(Annotated region listings)
*-*-*

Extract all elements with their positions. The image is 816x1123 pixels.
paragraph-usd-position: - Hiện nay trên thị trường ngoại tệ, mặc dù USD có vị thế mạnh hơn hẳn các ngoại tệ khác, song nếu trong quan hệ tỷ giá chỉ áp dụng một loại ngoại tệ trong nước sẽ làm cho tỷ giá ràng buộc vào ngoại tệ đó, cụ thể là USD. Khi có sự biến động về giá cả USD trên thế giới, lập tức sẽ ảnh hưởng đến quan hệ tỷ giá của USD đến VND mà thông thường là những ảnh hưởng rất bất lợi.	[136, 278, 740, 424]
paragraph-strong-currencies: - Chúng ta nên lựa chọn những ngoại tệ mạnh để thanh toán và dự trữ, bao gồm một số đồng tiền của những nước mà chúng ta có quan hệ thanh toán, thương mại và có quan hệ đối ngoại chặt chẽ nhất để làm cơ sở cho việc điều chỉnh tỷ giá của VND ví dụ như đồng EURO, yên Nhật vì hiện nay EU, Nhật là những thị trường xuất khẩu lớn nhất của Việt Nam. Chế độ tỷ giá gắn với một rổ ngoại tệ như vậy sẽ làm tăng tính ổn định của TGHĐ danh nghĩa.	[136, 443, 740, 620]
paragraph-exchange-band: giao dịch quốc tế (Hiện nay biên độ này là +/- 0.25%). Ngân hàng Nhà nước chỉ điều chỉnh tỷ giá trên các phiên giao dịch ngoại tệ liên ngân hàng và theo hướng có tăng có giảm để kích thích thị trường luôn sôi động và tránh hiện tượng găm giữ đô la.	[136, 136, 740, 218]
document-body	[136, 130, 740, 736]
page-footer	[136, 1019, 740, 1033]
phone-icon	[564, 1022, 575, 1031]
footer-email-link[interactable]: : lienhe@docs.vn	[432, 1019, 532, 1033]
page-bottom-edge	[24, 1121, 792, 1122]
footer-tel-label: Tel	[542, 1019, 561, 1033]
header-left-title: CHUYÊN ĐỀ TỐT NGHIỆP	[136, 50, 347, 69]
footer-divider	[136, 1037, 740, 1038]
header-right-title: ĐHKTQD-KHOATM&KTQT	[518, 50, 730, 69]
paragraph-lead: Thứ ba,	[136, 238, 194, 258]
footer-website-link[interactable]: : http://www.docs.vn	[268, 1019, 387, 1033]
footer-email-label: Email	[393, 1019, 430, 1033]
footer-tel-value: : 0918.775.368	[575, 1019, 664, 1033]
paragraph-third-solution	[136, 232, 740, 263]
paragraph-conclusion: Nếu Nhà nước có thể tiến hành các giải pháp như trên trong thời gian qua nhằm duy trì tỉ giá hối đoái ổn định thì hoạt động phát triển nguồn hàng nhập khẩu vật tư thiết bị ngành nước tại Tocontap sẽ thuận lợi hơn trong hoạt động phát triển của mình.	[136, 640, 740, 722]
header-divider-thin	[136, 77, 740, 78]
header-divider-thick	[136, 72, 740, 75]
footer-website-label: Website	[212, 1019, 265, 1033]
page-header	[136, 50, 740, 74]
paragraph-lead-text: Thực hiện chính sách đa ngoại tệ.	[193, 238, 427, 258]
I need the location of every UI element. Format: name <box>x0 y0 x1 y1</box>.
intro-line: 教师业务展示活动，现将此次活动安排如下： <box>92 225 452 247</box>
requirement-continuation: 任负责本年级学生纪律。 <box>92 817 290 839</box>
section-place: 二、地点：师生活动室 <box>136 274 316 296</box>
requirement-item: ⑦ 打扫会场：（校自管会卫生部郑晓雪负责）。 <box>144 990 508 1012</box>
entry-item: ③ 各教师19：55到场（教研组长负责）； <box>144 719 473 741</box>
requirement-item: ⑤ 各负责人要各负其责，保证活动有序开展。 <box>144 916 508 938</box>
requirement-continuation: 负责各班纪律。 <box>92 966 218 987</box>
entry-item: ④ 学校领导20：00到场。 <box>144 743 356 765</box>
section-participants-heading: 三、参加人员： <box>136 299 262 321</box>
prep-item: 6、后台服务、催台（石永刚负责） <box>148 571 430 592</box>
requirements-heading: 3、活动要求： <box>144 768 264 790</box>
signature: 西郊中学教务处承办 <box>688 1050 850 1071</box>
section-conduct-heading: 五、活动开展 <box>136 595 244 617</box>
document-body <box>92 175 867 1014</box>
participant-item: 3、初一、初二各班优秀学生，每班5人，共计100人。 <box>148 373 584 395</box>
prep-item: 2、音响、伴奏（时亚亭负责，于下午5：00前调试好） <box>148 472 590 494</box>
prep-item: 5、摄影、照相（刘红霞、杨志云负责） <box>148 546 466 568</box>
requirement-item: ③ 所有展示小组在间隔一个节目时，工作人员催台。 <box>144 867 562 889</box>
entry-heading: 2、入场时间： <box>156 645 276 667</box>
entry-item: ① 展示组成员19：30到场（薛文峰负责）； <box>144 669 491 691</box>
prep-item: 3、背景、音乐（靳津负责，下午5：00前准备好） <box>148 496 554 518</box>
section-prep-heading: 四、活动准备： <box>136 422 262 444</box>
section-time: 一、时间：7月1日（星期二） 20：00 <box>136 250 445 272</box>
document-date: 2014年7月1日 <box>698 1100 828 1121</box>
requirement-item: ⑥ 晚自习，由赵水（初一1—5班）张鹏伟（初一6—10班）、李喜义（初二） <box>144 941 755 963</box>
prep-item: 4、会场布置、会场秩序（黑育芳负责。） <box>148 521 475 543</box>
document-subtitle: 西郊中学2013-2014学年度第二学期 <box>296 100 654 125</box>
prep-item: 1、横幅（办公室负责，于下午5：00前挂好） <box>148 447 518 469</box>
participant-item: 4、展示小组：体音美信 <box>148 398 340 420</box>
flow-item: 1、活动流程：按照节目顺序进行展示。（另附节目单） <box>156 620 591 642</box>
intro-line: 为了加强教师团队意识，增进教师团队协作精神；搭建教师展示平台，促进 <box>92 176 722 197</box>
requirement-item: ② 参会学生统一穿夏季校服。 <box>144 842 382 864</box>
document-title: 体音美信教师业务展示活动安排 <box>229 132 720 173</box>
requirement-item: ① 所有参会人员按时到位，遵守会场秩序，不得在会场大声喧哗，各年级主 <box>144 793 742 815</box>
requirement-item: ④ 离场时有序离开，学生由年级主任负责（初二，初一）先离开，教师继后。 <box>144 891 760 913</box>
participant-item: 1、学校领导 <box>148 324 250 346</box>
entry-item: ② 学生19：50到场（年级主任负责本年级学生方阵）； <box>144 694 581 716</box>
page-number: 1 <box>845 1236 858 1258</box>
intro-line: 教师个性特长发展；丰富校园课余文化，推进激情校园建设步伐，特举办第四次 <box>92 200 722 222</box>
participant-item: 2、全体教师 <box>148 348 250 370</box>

*-*-*

■ **Problem statement**: Reproduce every line of all the items above verbatim, changing nothing.

■ **Complete output**:
Extract all elements with their positions. The image is 816x1123 pixels.
paragraph-usd-position: - Hiện nay trên thị trường ngoại tệ, mặc dù USD có vị thế mạnh hơn hẳn các ngoại tệ khác, song nếu trong quan hệ tỷ giá chỉ áp dụng một loại ngoại tệ trong nước sẽ làm cho tỷ giá ràng buộc vào ngoại tệ đó, cụ thể là USD. Khi có sự biến động về giá cả USD trên thế giới, lập tức sẽ ảnh hưởng đến quan hệ tỷ giá của USD đến VND mà thông thường là những ảnh hưởng rất bất lợi.	[136, 278, 740, 424]
paragraph-strong-currencies: - Chúng ta nên lựa chọn những ngoại tệ mạnh để thanh toán và dự trữ, bao gồm một số đồng tiền của những nước mà chúng ta có quan hệ thanh toán, thương mại và có quan hệ đối ngoại chặt chẽ nhất để làm cơ sở cho việc điều chỉnh tỷ giá của VND ví dụ như đồng EURO, yên Nhật vì hiện nay EU, Nhật là những thị trường xuất khẩu lớn nhất của Việt Nam. Chế độ tỷ giá gắn với một rổ ngoại tệ như vậy sẽ làm tăng tính ổn định của TGHĐ danh nghĩa.	[136, 443, 740, 620]
paragraph-exchange-band: giao dịch quốc tế (Hiện nay biên độ này là +/- 0.25%). Ngân hàng Nhà nước chỉ điều chỉnh tỷ giá trên các phiên giao dịch ngoại tệ liên ngân hàng và theo hướng có tăng có giảm để kích thích thị trường luôn sôi động và tránh hiện tượng găm giữ đô la.	[136, 136, 740, 218]
document-body	[136, 130, 740, 736]
page-footer	[136, 1019, 740, 1033]
phone-icon	[564, 1022, 575, 1031]
footer-email-link[interactable]: : lienhe@docs.vn	[432, 1019, 532, 1033]
page-bottom-edge	[24, 1121, 792, 1122]
footer-tel-label: Tel	[542, 1019, 561, 1033]
header-left-title: CHUYÊN ĐỀ TỐT NGHIỆP	[136, 50, 347, 69]
footer-divider	[136, 1037, 740, 1038]
header-right-title: ĐHKTQD-KHOATM&KTQT	[518, 50, 730, 69]
paragraph-lead: Thứ ba,	[136, 238, 194, 258]
footer-website-link[interactable]: : http://www.docs.vn	[268, 1019, 387, 1033]
footer-email-label: Email	[393, 1019, 430, 1033]
footer-tel-value: : 0918.775.368	[575, 1019, 664, 1033]
paragraph-third-solution	[136, 232, 740, 263]
paragraph-conclusion: Nếu Nhà nước có thể tiến hành các giải pháp như trên trong thời gian qua nhằm duy trì tỉ giá hối đoái ổn định thì hoạt động phát triển nguồn hàng nhập khẩu vật tư thiết bị ngành nước tại Tocontap sẽ thuận lợi hơn trong hoạt động phát triển của mình.	[136, 640, 740, 722]
header-divider-thin	[136, 77, 740, 78]
header-divider-thick	[136, 72, 740, 75]
footer-website-label: Website	[212, 1019, 265, 1033]
page-header	[136, 50, 740, 74]
paragraph-lead-text: Thực hiện chính sách đa ngoại tệ.	[193, 238, 427, 258]
I need the location of every UI element. Format: name <box>x0 y0 x1 y1</box>.
intro-line: 教师业务展示活动，现将此次活动安排如下： <box>92 225 452 247</box>
requirement-continuation: 任负责本年级学生纪律。 <box>92 817 290 839</box>
section-place: 二、地点：师生活动室 <box>136 274 316 296</box>
requirement-item: ⑦ 打扫会场：（校自管会卫生部郑晓雪负责）。 <box>144 990 508 1012</box>
entry-item: ③ 各教师19：55到场（教研组长负责）； <box>144 719 473 741</box>
requirement-item: ⑤ 各负责人要各负其责，保证活动有序开展。 <box>144 916 508 938</box>
requirement-continuation: 负责各班纪律。 <box>92 966 218 987</box>
entry-item: ④ 学校领导20：00到场。 <box>144 743 356 765</box>
section-participants-heading: 三、参加人员： <box>136 299 262 321</box>
prep-item: 6、后台服务、催台（石永刚负责） <box>148 571 430 592</box>
requirements-heading: 3、活动要求： <box>144 768 264 790</box>
signature: 西郊中学教务处承办 <box>688 1050 850 1071</box>
section-conduct-heading: 五、活动开展 <box>136 595 244 617</box>
document-body <box>92 175 867 1014</box>
participant-item: 3、初一、初二各班优秀学生，每班5人，共计100人。 <box>148 373 584 395</box>
prep-item: 2、音响、伴奏（时亚亭负责，于下午5：00前调试好） <box>148 472 590 494</box>
prep-item: 5、摄影、照相（刘红霞、杨志云负责） <box>148 546 466 568</box>
requirement-item: ③ 所有展示小组在间隔一个节目时，工作人员催台。 <box>144 867 562 889</box>
entry-heading: 2、入场时间： <box>156 645 276 667</box>
entry-item: ① 展示组成员19：30到场（薛文峰负责）； <box>144 669 491 691</box>
prep-item: 3、背景、音乐（靳津负责，下午5：00前准备好） <box>148 496 554 518</box>
section-prep-heading: 四、活动准备： <box>136 422 262 444</box>
section-time: 一、时间：7月1日（星期二） 20：00 <box>136 250 445 272</box>
document-date: 2014年7月1日 <box>698 1100 828 1121</box>
requirement-item: ⑥ 晚自习，由赵水（初一1—5班）张鹏伟（初一6—10班）、李喜义（初二） <box>144 941 755 963</box>
prep-item: 4、会场布置、会场秩序（黑育芳负责。） <box>148 521 475 543</box>
document-subtitle: 西郊中学2013-2014学年度第二学期 <box>296 100 654 125</box>
prep-item: 1、横幅（办公室负责，于下午5：00前挂好） <box>148 447 518 469</box>
participant-item: 4、展示小组：体音美信 <box>148 398 340 420</box>
flow-item: 1、活动流程：按照节目顺序进行展示。（另附节目单） <box>156 620 591 642</box>
intro-line: 为了加强教师团队意识，增进教师团队协作精神；搭建教师展示平台，促进 <box>92 176 722 197</box>
requirement-item: ② 参会学生统一穿夏季校服。 <box>144 842 382 864</box>
document-title: 体音美信教师业务展示活动安排 <box>229 132 720 173</box>
requirement-item: ① 所有参会人员按时到位，遵守会场秩序，不得在会场大声喧哗，各年级主 <box>144 793 742 815</box>
requirement-item: ④ 离场时有序离开，学生由年级主任负责（初二，初一）先离开，教师继后。 <box>144 891 760 913</box>
participant-item: 1、学校领导 <box>148 324 250 346</box>
entry-item: ② 学生19：50到场（年级主任负责本年级学生方阵）； <box>144 694 581 716</box>
page-number: 1 <box>845 1236 858 1258</box>
intro-line: 教师个性特长发展；丰富校园课余文化，推进激情校园建设步伐，特举办第四次 <box>92 200 722 222</box>
participant-item: 2、全体教师 <box>148 348 250 370</box>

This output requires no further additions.